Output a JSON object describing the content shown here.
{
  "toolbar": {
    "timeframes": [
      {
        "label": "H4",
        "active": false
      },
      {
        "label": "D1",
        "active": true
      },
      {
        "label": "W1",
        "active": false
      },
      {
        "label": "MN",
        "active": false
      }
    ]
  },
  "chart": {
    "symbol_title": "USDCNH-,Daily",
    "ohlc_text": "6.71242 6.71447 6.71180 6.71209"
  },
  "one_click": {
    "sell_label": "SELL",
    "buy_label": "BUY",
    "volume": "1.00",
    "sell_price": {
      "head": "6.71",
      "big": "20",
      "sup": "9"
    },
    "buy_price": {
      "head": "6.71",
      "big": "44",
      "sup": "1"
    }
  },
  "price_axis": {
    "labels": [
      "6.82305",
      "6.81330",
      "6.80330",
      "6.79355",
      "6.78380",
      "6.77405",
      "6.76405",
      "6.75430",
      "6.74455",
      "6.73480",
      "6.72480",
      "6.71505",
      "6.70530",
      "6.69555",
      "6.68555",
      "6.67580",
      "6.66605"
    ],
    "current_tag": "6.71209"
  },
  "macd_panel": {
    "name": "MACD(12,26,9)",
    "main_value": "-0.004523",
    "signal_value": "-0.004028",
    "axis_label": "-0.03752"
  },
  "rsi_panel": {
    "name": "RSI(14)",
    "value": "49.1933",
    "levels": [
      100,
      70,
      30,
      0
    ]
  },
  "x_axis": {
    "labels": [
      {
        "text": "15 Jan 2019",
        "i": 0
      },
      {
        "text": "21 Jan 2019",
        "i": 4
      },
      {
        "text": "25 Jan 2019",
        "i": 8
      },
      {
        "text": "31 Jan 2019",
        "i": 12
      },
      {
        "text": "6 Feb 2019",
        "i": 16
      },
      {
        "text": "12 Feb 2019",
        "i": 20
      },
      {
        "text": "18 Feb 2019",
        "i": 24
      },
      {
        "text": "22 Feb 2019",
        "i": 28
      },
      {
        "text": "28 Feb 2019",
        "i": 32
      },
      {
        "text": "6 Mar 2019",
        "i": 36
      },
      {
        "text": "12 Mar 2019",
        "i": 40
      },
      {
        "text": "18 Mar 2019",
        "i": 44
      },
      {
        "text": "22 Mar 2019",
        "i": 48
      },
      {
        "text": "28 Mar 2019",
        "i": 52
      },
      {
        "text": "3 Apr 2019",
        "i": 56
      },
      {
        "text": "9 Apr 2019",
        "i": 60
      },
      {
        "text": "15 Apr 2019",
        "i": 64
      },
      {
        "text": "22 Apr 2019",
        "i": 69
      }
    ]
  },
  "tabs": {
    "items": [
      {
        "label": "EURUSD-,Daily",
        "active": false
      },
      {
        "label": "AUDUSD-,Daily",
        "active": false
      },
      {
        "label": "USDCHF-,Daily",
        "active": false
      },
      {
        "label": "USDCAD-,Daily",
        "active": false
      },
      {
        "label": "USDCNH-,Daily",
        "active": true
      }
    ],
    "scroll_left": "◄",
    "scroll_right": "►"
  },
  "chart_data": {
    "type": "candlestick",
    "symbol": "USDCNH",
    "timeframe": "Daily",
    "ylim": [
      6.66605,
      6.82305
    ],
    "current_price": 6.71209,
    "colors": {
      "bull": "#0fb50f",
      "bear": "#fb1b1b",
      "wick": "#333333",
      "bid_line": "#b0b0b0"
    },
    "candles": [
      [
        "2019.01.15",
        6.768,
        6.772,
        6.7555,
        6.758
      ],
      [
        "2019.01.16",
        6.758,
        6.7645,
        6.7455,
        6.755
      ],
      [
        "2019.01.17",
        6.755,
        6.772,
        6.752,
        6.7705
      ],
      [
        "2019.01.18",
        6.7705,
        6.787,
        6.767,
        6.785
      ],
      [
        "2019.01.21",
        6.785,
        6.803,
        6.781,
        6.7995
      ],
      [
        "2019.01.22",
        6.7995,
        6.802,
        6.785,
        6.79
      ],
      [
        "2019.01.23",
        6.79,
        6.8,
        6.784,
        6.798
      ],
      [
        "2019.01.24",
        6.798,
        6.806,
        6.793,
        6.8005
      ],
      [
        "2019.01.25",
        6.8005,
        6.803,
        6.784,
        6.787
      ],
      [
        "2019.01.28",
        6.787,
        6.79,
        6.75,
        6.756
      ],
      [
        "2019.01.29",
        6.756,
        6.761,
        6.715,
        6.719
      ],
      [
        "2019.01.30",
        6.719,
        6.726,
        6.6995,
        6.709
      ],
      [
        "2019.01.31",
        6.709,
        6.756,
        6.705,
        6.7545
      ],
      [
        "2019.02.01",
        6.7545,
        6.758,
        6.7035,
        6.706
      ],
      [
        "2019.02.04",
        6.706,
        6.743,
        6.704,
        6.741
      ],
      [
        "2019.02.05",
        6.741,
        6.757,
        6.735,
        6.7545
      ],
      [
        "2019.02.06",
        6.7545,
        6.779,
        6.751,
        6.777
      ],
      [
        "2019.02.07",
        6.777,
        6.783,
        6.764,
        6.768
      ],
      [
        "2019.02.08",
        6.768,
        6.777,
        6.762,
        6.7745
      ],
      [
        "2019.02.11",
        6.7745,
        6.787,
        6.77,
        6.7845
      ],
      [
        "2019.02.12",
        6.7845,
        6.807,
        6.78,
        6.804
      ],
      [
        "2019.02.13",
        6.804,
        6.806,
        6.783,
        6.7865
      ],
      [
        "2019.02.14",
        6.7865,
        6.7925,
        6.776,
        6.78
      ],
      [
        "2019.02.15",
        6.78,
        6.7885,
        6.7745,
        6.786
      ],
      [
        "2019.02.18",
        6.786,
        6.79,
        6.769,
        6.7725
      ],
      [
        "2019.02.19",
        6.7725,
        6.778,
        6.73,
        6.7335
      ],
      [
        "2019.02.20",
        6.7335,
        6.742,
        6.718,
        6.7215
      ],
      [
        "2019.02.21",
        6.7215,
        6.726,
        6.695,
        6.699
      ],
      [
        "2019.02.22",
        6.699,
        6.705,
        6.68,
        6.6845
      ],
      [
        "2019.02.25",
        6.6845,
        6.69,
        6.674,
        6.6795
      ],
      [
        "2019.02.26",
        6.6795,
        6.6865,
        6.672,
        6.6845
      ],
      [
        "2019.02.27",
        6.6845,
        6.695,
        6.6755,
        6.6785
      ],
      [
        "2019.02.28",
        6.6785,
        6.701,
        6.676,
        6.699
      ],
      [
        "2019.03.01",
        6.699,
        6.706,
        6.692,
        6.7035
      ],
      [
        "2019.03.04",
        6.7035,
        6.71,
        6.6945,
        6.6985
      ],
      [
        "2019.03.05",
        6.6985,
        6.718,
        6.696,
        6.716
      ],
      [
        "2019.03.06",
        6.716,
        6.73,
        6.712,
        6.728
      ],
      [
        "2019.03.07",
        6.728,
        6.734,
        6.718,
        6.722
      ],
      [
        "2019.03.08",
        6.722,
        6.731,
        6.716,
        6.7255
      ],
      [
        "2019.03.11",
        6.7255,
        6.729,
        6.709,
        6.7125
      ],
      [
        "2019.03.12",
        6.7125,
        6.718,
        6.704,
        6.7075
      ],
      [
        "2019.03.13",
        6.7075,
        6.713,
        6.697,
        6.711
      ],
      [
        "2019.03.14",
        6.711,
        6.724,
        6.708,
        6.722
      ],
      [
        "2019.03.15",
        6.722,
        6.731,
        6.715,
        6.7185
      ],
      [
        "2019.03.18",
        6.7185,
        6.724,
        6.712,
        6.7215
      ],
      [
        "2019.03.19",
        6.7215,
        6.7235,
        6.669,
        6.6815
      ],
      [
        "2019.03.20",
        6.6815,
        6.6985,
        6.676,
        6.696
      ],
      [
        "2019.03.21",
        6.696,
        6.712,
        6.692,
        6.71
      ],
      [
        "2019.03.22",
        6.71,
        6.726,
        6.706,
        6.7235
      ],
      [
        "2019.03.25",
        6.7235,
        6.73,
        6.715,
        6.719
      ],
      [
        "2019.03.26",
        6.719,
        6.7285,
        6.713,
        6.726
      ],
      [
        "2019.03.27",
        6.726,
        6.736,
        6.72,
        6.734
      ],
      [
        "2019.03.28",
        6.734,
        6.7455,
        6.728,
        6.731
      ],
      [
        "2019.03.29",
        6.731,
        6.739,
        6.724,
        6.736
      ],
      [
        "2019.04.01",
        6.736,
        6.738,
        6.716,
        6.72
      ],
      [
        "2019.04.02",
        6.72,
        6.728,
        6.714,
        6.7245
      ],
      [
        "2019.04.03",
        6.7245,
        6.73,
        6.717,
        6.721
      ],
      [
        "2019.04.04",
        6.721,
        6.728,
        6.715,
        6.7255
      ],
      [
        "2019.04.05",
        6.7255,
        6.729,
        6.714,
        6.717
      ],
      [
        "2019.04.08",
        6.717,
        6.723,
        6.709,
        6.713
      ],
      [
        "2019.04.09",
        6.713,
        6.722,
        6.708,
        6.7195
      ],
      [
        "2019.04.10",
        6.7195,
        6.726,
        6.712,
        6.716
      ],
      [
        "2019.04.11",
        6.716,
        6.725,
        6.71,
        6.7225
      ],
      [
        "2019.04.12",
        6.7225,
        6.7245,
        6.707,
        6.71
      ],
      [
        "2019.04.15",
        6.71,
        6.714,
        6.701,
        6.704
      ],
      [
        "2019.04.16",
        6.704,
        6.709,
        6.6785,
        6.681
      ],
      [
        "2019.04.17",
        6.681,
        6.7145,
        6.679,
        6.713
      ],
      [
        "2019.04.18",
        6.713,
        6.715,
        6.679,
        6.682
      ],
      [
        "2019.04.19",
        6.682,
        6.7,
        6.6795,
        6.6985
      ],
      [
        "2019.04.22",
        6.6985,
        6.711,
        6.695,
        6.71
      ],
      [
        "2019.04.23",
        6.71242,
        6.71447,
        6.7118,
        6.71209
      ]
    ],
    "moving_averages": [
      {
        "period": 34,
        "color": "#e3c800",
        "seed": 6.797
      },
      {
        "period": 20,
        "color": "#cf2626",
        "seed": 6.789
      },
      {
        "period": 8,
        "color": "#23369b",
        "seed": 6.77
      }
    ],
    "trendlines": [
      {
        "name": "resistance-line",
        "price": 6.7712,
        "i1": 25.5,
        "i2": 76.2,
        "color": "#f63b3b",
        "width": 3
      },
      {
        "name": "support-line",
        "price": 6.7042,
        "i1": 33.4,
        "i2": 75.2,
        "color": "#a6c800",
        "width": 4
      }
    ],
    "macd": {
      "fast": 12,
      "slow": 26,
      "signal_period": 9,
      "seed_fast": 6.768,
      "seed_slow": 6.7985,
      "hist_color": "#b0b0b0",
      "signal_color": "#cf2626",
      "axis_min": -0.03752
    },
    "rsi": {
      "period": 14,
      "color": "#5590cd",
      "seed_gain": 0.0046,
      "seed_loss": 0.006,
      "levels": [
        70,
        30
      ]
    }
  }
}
---------------
Identify the lines that hold the word "name". Copy every one of them.

* Result of this exercise *
    "name": "MACD(12,26,9)",
    "name": "RSI(14)",
        "name": "resistance-line",
        "name": "support-line",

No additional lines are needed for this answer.